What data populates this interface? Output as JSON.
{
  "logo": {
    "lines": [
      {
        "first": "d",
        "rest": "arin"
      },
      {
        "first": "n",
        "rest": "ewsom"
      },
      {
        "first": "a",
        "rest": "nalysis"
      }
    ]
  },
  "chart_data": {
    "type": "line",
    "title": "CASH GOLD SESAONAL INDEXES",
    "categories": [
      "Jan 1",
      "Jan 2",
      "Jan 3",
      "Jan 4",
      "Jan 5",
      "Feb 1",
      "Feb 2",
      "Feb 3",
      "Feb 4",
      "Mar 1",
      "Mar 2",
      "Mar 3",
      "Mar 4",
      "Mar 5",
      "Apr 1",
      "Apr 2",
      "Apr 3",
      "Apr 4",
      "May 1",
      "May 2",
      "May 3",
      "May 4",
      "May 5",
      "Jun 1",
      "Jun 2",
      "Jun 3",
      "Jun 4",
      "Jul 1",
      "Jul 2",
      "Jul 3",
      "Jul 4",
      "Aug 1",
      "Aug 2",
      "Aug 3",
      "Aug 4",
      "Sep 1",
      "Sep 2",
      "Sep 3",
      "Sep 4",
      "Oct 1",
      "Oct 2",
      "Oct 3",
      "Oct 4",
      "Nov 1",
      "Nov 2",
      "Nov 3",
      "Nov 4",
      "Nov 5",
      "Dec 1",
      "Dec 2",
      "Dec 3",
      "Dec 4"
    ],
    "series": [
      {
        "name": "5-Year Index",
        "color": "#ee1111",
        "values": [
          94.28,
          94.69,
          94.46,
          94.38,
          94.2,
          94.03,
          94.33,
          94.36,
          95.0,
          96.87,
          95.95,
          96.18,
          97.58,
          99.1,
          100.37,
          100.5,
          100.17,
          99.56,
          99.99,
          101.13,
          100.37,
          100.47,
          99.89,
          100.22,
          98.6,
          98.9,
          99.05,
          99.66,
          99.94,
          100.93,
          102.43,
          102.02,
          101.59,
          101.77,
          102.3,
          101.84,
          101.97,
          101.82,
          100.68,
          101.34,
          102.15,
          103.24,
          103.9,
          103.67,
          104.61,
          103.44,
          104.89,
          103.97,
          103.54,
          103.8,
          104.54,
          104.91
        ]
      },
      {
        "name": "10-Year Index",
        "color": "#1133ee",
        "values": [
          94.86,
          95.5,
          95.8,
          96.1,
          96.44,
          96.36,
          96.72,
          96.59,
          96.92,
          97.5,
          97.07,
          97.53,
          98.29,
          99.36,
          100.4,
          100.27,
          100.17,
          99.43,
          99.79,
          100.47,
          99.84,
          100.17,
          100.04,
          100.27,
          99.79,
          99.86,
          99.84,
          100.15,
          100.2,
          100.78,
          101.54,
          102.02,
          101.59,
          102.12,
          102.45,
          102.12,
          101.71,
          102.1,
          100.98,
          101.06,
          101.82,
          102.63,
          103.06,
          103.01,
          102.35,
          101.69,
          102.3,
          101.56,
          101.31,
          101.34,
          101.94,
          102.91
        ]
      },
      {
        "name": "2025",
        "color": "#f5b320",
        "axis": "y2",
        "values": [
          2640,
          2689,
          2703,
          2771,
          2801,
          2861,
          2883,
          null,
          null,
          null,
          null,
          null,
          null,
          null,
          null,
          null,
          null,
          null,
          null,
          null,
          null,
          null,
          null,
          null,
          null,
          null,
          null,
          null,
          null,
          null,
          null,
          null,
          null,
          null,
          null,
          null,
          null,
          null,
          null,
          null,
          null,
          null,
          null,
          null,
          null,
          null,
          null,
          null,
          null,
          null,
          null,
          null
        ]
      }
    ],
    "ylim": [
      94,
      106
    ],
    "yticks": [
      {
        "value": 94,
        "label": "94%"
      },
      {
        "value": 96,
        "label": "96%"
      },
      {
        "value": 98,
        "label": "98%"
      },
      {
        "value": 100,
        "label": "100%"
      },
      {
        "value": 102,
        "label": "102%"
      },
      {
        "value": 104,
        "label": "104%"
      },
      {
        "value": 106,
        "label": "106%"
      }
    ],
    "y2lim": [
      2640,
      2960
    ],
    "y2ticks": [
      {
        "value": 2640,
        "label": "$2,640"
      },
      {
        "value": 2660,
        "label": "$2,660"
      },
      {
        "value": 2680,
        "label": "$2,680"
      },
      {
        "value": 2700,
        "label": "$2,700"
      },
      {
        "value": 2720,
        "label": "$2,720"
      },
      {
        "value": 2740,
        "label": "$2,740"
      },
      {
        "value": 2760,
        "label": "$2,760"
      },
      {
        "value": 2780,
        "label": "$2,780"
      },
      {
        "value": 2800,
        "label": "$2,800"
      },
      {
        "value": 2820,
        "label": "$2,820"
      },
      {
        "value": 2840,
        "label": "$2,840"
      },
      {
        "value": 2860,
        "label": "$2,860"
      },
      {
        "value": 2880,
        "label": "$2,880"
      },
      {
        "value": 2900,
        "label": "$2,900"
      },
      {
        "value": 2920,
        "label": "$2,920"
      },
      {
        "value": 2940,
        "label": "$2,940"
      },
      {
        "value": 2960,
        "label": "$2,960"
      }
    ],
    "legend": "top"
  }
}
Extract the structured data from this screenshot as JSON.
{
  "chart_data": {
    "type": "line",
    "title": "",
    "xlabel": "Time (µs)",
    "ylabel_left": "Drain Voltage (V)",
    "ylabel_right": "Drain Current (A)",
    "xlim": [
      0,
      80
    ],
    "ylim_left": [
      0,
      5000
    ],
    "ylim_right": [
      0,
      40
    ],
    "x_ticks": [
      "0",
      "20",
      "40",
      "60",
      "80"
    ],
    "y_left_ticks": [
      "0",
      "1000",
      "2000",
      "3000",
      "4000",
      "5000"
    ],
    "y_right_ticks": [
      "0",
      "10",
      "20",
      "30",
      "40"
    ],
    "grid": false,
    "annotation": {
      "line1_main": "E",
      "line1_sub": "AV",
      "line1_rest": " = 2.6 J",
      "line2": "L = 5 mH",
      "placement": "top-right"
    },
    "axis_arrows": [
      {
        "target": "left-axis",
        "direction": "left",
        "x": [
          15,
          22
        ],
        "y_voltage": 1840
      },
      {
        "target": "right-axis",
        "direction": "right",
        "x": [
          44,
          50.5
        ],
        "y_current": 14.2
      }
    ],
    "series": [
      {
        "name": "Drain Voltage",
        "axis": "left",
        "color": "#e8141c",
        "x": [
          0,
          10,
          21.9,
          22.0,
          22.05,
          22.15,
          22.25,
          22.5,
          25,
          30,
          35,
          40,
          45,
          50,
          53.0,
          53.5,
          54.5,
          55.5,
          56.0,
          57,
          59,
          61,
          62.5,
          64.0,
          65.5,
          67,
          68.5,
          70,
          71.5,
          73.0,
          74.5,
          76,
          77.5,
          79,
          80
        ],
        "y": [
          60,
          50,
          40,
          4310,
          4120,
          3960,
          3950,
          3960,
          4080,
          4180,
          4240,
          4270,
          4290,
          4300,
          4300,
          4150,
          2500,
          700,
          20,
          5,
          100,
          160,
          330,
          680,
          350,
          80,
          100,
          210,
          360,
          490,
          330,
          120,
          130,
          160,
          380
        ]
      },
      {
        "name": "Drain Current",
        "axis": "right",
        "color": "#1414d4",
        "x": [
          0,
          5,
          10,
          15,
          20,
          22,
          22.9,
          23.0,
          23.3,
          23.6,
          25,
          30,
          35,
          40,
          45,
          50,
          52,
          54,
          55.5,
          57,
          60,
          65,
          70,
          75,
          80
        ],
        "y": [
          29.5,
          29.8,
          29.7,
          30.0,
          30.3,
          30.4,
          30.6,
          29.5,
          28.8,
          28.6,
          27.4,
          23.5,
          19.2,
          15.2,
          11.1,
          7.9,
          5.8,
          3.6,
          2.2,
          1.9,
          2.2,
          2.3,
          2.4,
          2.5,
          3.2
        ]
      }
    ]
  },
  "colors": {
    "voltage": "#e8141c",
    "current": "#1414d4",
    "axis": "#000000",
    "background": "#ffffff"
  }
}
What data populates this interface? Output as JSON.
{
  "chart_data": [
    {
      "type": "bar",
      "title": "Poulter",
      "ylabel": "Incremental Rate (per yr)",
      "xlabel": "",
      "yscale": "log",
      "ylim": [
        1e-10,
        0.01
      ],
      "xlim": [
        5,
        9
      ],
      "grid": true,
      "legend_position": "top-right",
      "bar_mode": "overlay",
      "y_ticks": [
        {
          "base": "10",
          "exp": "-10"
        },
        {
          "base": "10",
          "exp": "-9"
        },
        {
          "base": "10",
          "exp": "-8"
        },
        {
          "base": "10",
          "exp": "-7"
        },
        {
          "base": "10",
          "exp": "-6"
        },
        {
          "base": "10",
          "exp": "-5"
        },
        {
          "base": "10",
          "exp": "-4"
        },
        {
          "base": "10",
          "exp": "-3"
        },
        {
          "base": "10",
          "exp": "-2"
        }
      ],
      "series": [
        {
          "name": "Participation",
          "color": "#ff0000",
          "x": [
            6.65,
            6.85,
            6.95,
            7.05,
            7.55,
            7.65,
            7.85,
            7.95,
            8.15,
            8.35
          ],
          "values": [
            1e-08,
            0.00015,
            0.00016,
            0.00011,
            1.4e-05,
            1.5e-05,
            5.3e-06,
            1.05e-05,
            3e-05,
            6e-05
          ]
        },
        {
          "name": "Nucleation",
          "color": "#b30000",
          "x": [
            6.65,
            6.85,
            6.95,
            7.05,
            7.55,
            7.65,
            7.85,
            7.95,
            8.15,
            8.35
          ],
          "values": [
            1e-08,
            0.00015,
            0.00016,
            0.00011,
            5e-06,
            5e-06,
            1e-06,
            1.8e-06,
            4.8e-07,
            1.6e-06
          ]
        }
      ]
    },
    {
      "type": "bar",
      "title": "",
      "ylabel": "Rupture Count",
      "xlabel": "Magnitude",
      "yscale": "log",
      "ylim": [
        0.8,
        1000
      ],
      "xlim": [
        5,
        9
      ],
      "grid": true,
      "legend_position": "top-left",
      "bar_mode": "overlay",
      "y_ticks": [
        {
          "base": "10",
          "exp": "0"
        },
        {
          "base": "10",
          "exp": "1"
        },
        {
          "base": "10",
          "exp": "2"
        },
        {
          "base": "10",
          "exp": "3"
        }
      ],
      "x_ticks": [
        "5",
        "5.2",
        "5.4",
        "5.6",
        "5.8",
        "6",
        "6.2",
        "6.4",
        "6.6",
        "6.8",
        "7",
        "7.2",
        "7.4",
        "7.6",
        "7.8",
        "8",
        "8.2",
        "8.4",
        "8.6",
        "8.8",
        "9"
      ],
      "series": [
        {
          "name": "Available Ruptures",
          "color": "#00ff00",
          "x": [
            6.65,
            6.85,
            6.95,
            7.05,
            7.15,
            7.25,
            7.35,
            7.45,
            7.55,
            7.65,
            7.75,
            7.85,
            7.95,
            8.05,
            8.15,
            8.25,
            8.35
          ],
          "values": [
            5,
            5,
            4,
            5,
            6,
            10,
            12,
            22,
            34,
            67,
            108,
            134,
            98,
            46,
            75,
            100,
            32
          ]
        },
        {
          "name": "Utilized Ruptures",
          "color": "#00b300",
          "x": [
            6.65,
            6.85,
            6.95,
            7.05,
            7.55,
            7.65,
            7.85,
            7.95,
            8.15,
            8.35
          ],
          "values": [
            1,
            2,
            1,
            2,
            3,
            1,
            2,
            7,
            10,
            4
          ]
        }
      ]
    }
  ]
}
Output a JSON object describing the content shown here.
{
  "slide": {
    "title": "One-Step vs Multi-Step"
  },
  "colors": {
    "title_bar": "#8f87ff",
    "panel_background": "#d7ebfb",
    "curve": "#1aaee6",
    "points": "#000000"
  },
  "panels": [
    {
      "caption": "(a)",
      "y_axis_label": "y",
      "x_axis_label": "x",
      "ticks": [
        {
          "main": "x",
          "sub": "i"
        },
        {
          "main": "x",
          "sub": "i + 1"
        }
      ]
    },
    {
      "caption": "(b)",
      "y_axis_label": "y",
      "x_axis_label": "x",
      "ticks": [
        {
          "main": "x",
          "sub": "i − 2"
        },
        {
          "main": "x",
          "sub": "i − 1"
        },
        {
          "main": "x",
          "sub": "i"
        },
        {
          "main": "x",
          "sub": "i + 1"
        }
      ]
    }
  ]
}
-=-=-=-=-
- **Work to be completed**: Report each line of the material above where the word "Ruptures" appears.

- **The completed task**:
          "name": "Available Ruptures",
          "name": "Utilized Ruptures",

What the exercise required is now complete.